» **STATED GOAL**
The records that follow must be repeated verbatim, every one of them.

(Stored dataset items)
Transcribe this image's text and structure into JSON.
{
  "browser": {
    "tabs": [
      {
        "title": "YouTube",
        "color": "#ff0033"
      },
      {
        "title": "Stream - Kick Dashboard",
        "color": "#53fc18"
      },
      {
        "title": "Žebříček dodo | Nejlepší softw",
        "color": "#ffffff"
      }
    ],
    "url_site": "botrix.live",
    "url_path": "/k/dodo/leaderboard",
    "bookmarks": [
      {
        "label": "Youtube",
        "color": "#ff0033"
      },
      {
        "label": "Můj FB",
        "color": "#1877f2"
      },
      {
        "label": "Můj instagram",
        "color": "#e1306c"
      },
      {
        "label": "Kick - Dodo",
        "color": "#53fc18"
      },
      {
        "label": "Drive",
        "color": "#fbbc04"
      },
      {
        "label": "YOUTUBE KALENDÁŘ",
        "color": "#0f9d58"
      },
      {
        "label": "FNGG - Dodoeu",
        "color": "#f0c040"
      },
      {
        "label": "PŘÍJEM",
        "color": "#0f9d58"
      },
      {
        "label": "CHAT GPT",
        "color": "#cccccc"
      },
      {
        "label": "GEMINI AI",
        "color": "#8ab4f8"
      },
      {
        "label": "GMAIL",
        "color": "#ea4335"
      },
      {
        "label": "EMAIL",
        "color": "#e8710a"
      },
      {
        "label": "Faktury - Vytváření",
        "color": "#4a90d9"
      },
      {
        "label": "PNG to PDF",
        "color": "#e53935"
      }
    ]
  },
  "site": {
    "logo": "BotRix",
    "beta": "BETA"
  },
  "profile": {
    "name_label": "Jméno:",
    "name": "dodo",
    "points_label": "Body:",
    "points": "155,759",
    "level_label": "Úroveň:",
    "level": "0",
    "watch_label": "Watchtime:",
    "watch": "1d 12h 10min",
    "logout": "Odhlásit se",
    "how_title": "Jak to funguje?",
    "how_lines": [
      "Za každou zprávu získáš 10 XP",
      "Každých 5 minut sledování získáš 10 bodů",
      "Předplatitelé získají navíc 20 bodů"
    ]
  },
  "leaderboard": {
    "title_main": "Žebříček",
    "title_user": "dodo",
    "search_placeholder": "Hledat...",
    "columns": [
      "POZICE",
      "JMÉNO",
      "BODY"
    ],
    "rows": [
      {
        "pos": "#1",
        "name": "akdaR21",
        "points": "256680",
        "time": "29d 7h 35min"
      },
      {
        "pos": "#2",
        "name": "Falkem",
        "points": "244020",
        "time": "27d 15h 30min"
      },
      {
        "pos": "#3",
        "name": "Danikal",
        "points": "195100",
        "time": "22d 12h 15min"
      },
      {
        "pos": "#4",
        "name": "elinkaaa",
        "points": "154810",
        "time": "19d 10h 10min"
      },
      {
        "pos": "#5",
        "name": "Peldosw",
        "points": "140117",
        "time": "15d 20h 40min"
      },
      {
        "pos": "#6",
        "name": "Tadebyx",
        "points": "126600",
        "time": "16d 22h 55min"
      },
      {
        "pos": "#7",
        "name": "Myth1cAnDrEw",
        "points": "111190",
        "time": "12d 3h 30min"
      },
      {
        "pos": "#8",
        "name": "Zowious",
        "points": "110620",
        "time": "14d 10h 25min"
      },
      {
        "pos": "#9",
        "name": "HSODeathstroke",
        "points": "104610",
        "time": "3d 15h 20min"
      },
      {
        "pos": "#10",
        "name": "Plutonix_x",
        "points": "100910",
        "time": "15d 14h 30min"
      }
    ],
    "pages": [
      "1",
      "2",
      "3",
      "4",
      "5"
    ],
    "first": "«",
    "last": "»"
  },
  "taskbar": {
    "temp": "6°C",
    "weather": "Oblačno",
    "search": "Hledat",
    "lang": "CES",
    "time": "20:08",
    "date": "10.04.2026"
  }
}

» **OUTPUT BELOW**
Transcribe this image's text and structure into JSON.
{
  "browser": {
    "tabs": [
      {
        "title": "YouTube",
        "color": "#ff0033"
      },
      {
        "title": "Stream - Kick Dashboard",
        "color": "#53fc18"
      },
      {
        "title": "Žebříček dodo | Nejlepší softw",
        "color": "#ffffff"
      }
    ],
    "url_site": "botrix.live",
    "url_path": "/k/dodo/leaderboard",
    "bookmarks": [
      {
        "label": "Youtube",
        "color": "#ff0033"
      },
      {
        "label": "Můj FB",
        "color": "#1877f2"
      },
      {
        "label": "Můj instagram",
        "color": "#e1306c"
      },
      {
        "label": "Kick - Dodo",
        "color": "#53fc18"
      },
      {
        "label": "Drive",
        "color": "#fbbc04"
      },
      {
        "label": "YOUTUBE KALENDÁŘ",
        "color": "#0f9d58"
      },
      {
        "label": "FNGG - Dodoeu",
        "color": "#f0c040"
      },
      {
        "label": "PŘÍJEM",
        "color": "#0f9d58"
      },
      {
        "label": "CHAT GPT",
        "color": "#cccccc"
      },
      {
        "label": "GEMINI AI",
        "color": "#8ab4f8"
      },
      {
        "label": "GMAIL",
        "color": "#ea4335"
      },
      {
        "label": "EMAIL",
        "color": "#e8710a"
      },
      {
        "label": "Faktury - Vytváření",
        "color": "#4a90d9"
      },
      {
        "label": "PNG to PDF",
        "color": "#e53935"
      }
    ]
  },
  "site": {
    "logo": "BotRix",
    "beta": "BETA"
  },
  "profile": {
    "name_label": "Jméno:",
    "name": "dodo",
    "points_label": "Body:",
    "points": "155,759",
    "level_label": "Úroveň:",
    "level": "0",
    "watch_label": "Watchtime:",
    "watch": "1d 12h 10min",
    "logout": "Odhlásit se",
    "how_title": "Jak to funguje?",
    "how_lines": [
      "Za každou zprávu získáš 10 XP",
      "Každých 5 minut sledování získáš 10 bodů",
      "Předplatitelé získají navíc 20 bodů"
    ]
  },
  "leaderboard": {
    "title_main": "Žebříček",
    "title_user": "dodo",
    "search_placeholder": "Hledat...",
    "columns": [
      "POZICE",
      "JMÉNO",
      "BODY"
    ],
    "rows": [
      {
        "pos": "#1",
        "name": "akdaR21",
        "points": "256680",
        "time": "29d 7h 35min"
      },
      {
        "pos": "#2",
        "name": "Falkem",
        "points": "244020",
        "time": "27d 15h 30min"
      },
      {
        "pos": "#3",
        "name": "Danikal",
        "points": "195100",
        "time": "22d 12h 15min"
      },
      {
        "pos": "#4",
        "name": "elinkaaa",
        "points": "154810",
        "time": "19d 10h 10min"
      },
      {
        "pos": "#5",
        "name": "Peldosw",
        "points": "140117",
        "time": "15d 20h 40min"
      },
      {
        "pos": "#6",
        "name": "Tadebyx",
        "points": "126600",
        "time": "16d 22h 55min"
      },
      {
        "pos": "#7",
        "name": "Myth1cAnDrEw",
        "points": "111190",
        "time": "12d 3h 30min"
      },
      {
        "pos": "#8",
        "name": "Zowious",
        "points": "110620",
        "time": "14d 10h 25min"
      },
      {
        "pos": "#9",
        "name": "HSODeathstroke",
        "points": "104610",
        "time": "3d 15h 20min"
      },
      {
        "pos": "#10",
        "name": "Plutonix_x",
        "points": "100910",
        "time": "15d 14h 30min"
      }
    ],
    "pages": [
      "1",
      "2",
      "3",
      "4",
      "5"
    ],
    "first": "«",
    "last": "»"
  },
  "taskbar": {
    "temp": "6°C",
    "weather": "Oblačno",
    "search": "Hledat",
    "lang": "CES",
    "time": "20:08",
    "date": "10.04.2026"
  }
}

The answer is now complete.